--- Entries supplied ---

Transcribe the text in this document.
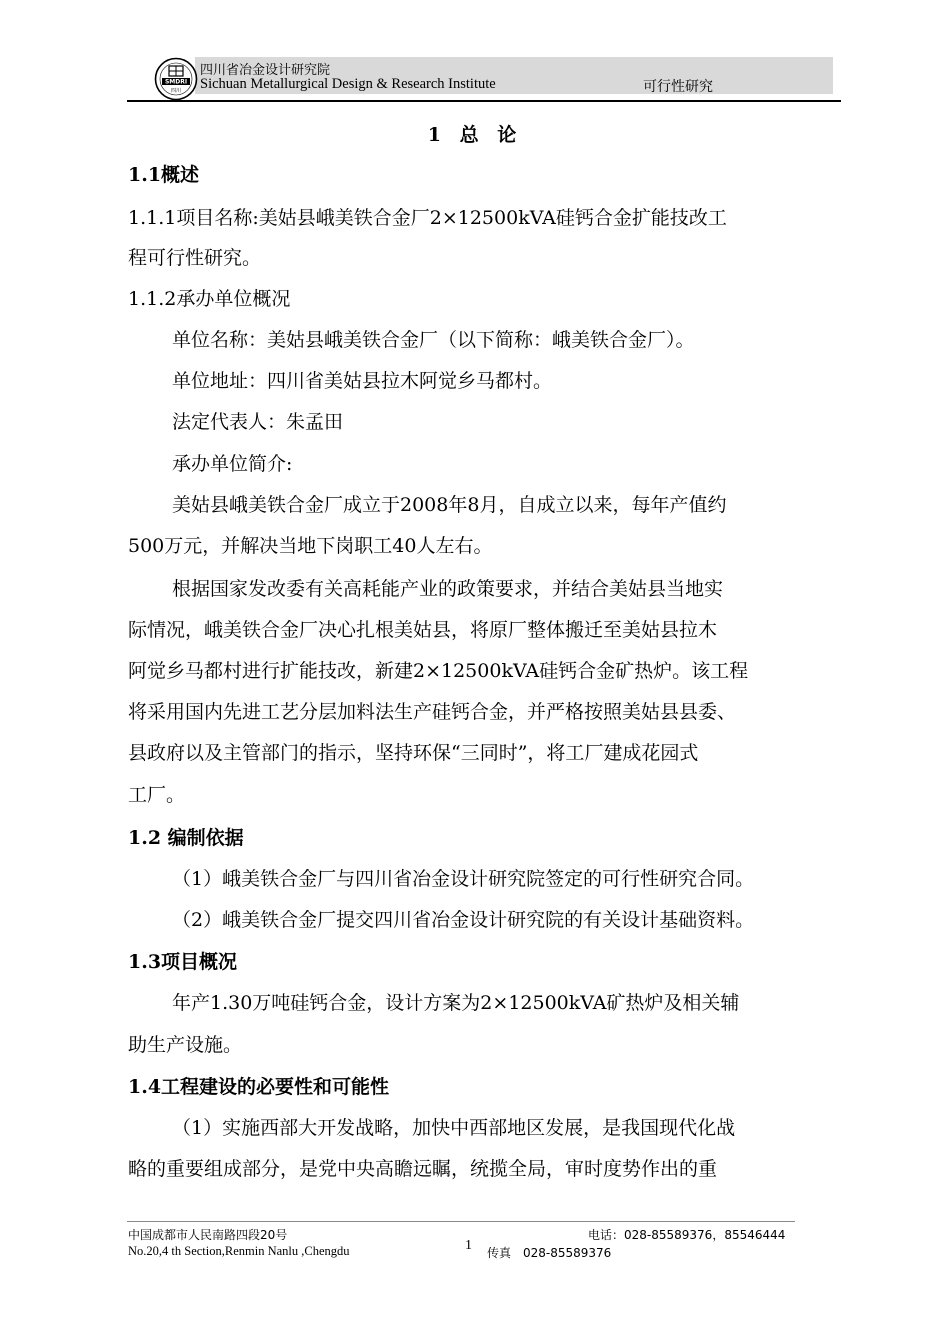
SMDRI
四川
四川省冶金设计研究院
Sichuan Metallurgical Design & Research Institute	可行性研究
1 总 论
1.1概述
1.1.1项目名称:美姑县峨美铁合金厂2×12500kVA硅钙合金扩能技改工
程可行性研究。
1.1.2承办单位概况
单位名称：美姑县峨美铁合金厂（以下简称：峨美铁合金厂）。
单位地址：四川省美姑县拉木阿觉乡马都村。
法定代表人：朱孟田
承办单位简介:
美姑县峨美铁合金厂成立于2008年8月，自成立以来，每年产值约
500万元，并解决当地下岗职工40人左右。
根据国家发改委有关高耗能产业的政策要求，并结合美姑县当地实
际情况，峨美铁合金厂决心扎根美姑县，将原厂整体搬迁至美姑县拉木
阿觉乡马都村进行扩能技改，新建2×12500kVA硅钙合金矿热炉。该工程
将采用国内先进工艺分层加料法生产硅钙合金，并严格按照美姑县县委、
县政府以及主管部门的指示，坚持环保“三同时”，将工厂建成花园式
工厂。
1.2 编制依据
（1）峨美铁合金厂与四川省冶金设计研究院签定的可行性研究合同。
（2）峨美铁合金厂提交四川省冶金设计研究院的有关设计基础资料。
1.3项目概况
年产1.30万吨硅钙合金，设计方案为2×12500kVA矿热炉及相关辅
助生产设施。
1.4工程建设的必要性和可能性
（1）实施西部大开发战略，加快中西部地区发展，是我国现代化战
略的重要组成部分，是党中央高瞻远瞩，统揽全局，审时度势作出的重
中国成都市人民南路四段20号
No.20,4 th Section,Renmin Nanlu ,Chengdu	1
电话：028-85589376，85546444
传真　028-85589376
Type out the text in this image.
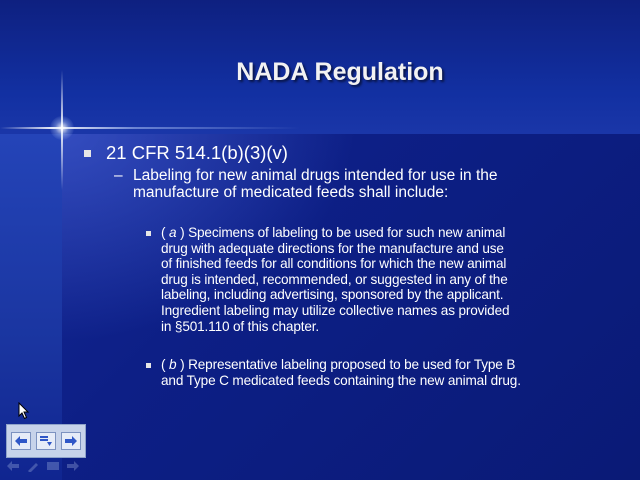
NADA Regulation
21 CFR 514.1(b)(3)(v)
– Labeling for new animal drugs intended for use in the
manufacture of medicated feeds shall include:
( a ) Specimens of labeling to be used for such new animal
drug with adequate directions for the manufacture and use
of finished feeds for all conditions for which the new animal
drug is intended, recommended, or suggested in any of the
labeling, including advertising, sponsored by the applicant.
Ingredient labeling may utilize collective names as provided
in §501.110 of this chapter.
( b ) Representative labeling proposed to be used for Type B
and Type C medicated feeds containing the new animal drug.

---

* Direction: Print out the whole of the material word for word, without pictures.

* Response below:
Transcribe the text in this document.
SMDRI
四川
四川省冶金设计研究院
Sichuan Metallurgical Design & Research Institute	可行性研究
1 总 论
1.1概述
1.1.1项目名称:美姑县峨美铁合金厂2×12500kVA硅钙合金扩能技改工
程可行性研究。
1.1.2承办单位概况
单位名称：美姑县峨美铁合金厂（以下简称：峨美铁合金厂）。
单位地址：四川省美姑县拉木阿觉乡马都村。
法定代表人：朱孟田
承办单位简介:
美姑县峨美铁合金厂成立于2008年8月，自成立以来，每年产值约
500万元，并解决当地下岗职工40人左右。
根据国家发改委有关高耗能产业的政策要求，并结合美姑县当地实
际情况，峨美铁合金厂决心扎根美姑县，将原厂整体搬迁至美姑县拉木
阿觉乡马都村进行扩能技改，新建2×12500kVA硅钙合金矿热炉。该工程
将采用国内先进工艺分层加料法生产硅钙合金，并严格按照美姑县县委、
县政府以及主管部门的指示，坚持环保“三同时”，将工厂建成花园式
工厂。
1.2 编制依据
（1）峨美铁合金厂与四川省冶金设计研究院签定的可行性研究合同。
（2）峨美铁合金厂提交四川省冶金设计研究院的有关设计基础资料。
1.3项目概况
年产1.30万吨硅钙合金，设计方案为2×12500kVA矿热炉及相关辅
助生产设施。
1.4工程建设的必要性和可能性
（1）实施西部大开发战略，加快中西部地区发展，是我国现代化战
略的重要组成部分，是党中央高瞻远瞩，统揽全局，审时度势作出的重
中国成都市人民南路四段20号
No.20,4 th Section,Renmin Nanlu ,Chengdu	1
电话：028-85589376，85546444
传真　028-85589376
Type out the text in this image.
NADA Regulation
21 CFR 514.1(b)(3)(v)
– Labeling for new animal drugs intended for use in the
manufacture of medicated feeds shall include:
( a ) Specimens of labeling to be used for such new animal
drug with adequate directions for the manufacture and use
of finished feeds for all conditions for which the new animal
drug is intended, recommended, or suggested in any of the
labeling, including advertising, sponsored by the applicant.
Ingredient labeling may utilize collective names as provided
in §501.110 of this chapter.
( b ) Representative labeling proposed to be used for Type B
and Type C medicated feeds containing the new animal drug.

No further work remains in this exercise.